■ Problem requirements ■
Look through the data below and return each line where "acquisition" appears.

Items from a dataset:

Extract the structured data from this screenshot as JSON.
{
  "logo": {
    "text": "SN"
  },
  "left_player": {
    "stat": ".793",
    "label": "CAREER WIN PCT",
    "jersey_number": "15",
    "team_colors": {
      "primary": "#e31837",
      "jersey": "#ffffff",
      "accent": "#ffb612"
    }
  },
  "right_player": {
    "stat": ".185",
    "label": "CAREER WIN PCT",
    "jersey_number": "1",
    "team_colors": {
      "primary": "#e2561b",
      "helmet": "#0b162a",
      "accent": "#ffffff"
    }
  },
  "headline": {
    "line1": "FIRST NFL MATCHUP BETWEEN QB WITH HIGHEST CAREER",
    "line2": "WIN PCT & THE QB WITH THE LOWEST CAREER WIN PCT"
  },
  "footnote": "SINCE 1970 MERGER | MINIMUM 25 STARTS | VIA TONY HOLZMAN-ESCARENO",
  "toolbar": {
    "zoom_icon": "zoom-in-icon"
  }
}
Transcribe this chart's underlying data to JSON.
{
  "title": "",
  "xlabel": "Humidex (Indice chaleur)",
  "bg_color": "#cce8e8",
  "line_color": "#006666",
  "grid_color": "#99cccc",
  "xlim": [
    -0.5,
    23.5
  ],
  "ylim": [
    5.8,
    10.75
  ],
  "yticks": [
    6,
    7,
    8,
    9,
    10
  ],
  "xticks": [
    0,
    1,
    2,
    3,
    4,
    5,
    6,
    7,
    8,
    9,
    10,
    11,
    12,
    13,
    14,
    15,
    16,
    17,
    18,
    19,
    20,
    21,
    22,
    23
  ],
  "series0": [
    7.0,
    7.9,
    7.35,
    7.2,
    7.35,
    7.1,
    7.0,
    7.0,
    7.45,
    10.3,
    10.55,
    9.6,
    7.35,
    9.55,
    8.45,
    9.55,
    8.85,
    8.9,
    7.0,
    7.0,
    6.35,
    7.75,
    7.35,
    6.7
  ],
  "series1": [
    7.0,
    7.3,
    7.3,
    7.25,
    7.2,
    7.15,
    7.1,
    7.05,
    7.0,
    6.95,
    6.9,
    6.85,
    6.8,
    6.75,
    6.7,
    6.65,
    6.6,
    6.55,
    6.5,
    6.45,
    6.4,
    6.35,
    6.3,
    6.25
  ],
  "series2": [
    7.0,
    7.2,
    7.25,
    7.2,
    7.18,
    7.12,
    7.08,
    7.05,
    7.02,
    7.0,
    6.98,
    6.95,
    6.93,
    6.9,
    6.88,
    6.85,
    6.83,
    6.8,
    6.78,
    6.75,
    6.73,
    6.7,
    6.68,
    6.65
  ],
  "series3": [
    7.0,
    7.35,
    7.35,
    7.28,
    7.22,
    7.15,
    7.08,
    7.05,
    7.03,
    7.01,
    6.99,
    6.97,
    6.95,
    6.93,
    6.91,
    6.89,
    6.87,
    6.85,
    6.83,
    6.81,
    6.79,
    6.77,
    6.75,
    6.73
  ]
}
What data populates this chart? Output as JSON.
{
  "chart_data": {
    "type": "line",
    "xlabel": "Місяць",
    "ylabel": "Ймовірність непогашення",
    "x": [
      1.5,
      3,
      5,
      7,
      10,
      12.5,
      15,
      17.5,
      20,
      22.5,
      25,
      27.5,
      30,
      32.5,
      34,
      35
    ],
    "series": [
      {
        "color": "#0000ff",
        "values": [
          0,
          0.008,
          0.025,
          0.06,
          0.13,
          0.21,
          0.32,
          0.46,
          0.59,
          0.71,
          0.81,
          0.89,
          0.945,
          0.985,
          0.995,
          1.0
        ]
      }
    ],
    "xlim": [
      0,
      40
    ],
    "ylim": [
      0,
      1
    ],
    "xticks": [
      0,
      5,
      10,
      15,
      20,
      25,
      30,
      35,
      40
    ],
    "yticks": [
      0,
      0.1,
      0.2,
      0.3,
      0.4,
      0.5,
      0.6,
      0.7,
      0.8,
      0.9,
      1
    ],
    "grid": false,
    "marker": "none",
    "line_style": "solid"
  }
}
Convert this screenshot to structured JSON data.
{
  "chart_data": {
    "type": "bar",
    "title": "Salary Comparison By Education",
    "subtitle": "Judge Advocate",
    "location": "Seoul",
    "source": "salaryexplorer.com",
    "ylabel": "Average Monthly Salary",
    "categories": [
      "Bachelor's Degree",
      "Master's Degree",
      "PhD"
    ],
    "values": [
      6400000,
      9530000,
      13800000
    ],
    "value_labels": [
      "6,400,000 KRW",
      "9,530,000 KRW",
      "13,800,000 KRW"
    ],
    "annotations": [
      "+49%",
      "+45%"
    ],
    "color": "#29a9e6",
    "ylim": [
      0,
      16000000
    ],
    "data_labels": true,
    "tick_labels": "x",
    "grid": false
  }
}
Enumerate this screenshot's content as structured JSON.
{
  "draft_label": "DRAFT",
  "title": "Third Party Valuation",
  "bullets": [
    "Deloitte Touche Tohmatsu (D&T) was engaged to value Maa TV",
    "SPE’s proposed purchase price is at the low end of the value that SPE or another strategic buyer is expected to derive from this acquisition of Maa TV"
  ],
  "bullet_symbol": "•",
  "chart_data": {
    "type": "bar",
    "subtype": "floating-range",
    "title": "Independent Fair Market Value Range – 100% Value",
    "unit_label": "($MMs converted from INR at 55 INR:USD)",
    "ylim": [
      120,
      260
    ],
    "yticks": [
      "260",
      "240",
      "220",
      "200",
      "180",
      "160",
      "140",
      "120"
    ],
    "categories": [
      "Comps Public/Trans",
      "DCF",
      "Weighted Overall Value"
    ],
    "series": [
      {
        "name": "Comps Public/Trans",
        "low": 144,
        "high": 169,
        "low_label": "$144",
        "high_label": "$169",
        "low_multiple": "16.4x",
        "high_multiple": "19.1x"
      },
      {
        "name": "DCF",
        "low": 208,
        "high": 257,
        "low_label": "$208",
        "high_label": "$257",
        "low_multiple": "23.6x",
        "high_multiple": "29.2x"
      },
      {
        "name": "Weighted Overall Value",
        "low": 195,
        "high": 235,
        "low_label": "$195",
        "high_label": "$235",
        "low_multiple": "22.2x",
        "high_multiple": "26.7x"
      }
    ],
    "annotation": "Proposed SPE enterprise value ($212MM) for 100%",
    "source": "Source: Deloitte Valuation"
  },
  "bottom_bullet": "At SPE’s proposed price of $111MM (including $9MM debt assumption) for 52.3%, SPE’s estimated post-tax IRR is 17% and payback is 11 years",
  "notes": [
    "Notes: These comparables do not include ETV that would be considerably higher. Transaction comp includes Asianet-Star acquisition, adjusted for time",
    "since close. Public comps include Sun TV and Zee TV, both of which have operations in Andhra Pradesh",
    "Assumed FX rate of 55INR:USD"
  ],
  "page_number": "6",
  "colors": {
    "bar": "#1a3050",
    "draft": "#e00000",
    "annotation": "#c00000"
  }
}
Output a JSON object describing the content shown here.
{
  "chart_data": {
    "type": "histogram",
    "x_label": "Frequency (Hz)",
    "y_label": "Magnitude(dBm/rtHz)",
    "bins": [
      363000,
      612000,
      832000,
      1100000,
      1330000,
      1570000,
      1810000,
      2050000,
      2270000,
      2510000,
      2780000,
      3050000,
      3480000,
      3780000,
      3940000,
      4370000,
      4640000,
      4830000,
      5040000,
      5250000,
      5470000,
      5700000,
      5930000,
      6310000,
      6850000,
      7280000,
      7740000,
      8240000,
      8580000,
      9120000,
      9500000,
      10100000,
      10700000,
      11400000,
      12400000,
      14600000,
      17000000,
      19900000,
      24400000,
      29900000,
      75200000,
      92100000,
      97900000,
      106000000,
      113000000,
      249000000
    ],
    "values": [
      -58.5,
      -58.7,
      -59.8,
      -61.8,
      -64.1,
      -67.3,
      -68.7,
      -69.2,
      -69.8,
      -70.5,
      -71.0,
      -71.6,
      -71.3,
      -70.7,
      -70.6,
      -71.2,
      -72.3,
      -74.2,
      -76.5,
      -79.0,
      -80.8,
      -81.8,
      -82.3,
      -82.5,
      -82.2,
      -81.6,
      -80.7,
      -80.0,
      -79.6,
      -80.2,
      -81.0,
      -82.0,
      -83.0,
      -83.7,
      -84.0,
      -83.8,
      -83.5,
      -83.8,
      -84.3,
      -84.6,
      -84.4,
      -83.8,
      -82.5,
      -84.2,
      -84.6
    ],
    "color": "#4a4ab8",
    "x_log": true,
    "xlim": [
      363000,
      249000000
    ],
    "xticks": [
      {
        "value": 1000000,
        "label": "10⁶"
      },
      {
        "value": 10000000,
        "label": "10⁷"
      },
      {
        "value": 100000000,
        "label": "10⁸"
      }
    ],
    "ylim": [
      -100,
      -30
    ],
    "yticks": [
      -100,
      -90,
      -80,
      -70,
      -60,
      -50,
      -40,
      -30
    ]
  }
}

■ Task result ■
    "SPE’s proposed purchase price is at the low end of the value that SPE or another strategic buyer is expected to derive from this acquisition of Maa TV"
    "Notes: These comparables do not include ETV that would be considerably higher. Transaction comp includes Asianet-Star acquisition, adjusted for time",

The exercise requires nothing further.